- **Short exercise**: Every entry below must appear again, exactly as written.

- **Material shown**:
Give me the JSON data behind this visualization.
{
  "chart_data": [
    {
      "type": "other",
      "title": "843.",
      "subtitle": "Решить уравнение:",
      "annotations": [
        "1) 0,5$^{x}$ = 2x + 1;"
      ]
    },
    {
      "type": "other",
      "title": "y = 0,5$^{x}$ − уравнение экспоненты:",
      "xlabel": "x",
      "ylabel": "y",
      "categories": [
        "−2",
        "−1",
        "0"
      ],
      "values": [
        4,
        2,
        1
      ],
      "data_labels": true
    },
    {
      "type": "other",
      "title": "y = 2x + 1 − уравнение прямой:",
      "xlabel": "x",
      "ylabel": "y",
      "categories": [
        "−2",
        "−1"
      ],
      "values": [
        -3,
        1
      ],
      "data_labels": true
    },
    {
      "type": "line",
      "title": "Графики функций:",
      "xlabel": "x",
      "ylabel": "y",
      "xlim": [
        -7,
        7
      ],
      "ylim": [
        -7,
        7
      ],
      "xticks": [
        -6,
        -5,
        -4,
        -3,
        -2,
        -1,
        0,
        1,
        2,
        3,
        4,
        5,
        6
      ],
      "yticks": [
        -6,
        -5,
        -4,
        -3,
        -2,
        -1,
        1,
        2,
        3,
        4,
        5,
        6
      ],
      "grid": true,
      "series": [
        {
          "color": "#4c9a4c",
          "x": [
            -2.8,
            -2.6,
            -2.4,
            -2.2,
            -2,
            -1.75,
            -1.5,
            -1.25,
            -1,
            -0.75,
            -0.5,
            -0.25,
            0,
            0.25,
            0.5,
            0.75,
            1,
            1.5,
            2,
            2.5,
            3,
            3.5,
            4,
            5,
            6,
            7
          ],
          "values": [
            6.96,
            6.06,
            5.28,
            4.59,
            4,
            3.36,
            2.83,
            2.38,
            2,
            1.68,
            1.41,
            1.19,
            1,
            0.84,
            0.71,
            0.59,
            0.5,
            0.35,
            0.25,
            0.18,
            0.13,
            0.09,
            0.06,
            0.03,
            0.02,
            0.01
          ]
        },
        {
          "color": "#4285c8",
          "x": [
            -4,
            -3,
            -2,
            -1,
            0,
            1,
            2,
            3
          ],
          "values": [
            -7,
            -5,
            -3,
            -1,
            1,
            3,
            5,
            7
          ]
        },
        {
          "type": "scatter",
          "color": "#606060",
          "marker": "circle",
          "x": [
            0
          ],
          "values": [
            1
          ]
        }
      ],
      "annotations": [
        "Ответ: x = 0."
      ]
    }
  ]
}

- **Result**:
Give me the JSON data behind this visualization.
{
  "chart_data": [
    {
      "type": "other",
      "title": "843.",
      "subtitle": "Решить уравнение:",
      "annotations": [
        "1) 0,5$^{x}$ = 2x + 1;"
      ]
    },
    {
      "type": "other",
      "title": "y = 0,5$^{x}$ − уравнение экспоненты:",
      "xlabel": "x",
      "ylabel": "y",
      "categories": [
        "−2",
        "−1",
        "0"
      ],
      "values": [
        4,
        2,
        1
      ],
      "data_labels": true
    },
    {
      "type": "other",
      "title": "y = 2x + 1 − уравнение прямой:",
      "xlabel": "x",
      "ylabel": "y",
      "categories": [
        "−2",
        "−1"
      ],
      "values": [
        -3,
        1
      ],
      "data_labels": true
    },
    {
      "type": "line",
      "title": "Графики функций:",
      "xlabel": "x",
      "ylabel": "y",
      "xlim": [
        -7,
        7
      ],
      "ylim": [
        -7,
        7
      ],
      "xticks": [
        -6,
        -5,
        -4,
        -3,
        -2,
        -1,
        0,
        1,
        2,
        3,
        4,
        5,
        6
      ],
      "yticks": [
        -6,
        -5,
        -4,
        -3,
        -2,
        -1,
        1,
        2,
        3,
        4,
        5,
        6
      ],
      "grid": true,
      "series": [
        {
          "color": "#4c9a4c",
          "x": [
            -2.8,
            -2.6,
            -2.4,
            -2.2,
            -2,
            -1.75,
            -1.5,
            -1.25,
            -1,
            -0.75,
            -0.5,
            -0.25,
            0,
            0.25,
            0.5,
            0.75,
            1,
            1.5,
            2,
            2.5,
            3,
            3.5,
            4,
            5,
            6,
            7
          ],
          "values": [
            6.96,
            6.06,
            5.28,
            4.59,
            4,
            3.36,
            2.83,
            2.38,
            2,
            1.68,
            1.41,
            1.19,
            1,
            0.84,
            0.71,
            0.59,
            0.5,
            0.35,
            0.25,
            0.18,
            0.13,
            0.09,
            0.06,
            0.03,
            0.02,
            0.01
          ]
        },
        {
          "color": "#4285c8",
          "x": [
            -4,
            -3,
            -2,
            -1,
            0,
            1,
            2,
            3
          ],
          "values": [
            -7,
            -5,
            -3,
            -1,
            1,
            3,
            5,
            7
          ]
        },
        {
          "type": "scatter",
          "color": "#606060",
          "marker": "circle",
          "x": [
            0
          ],
          "values": [
            1
          ]
        }
      ],
      "annotations": [
        "Ответ: x = 0."
      ]
    }
  ]
}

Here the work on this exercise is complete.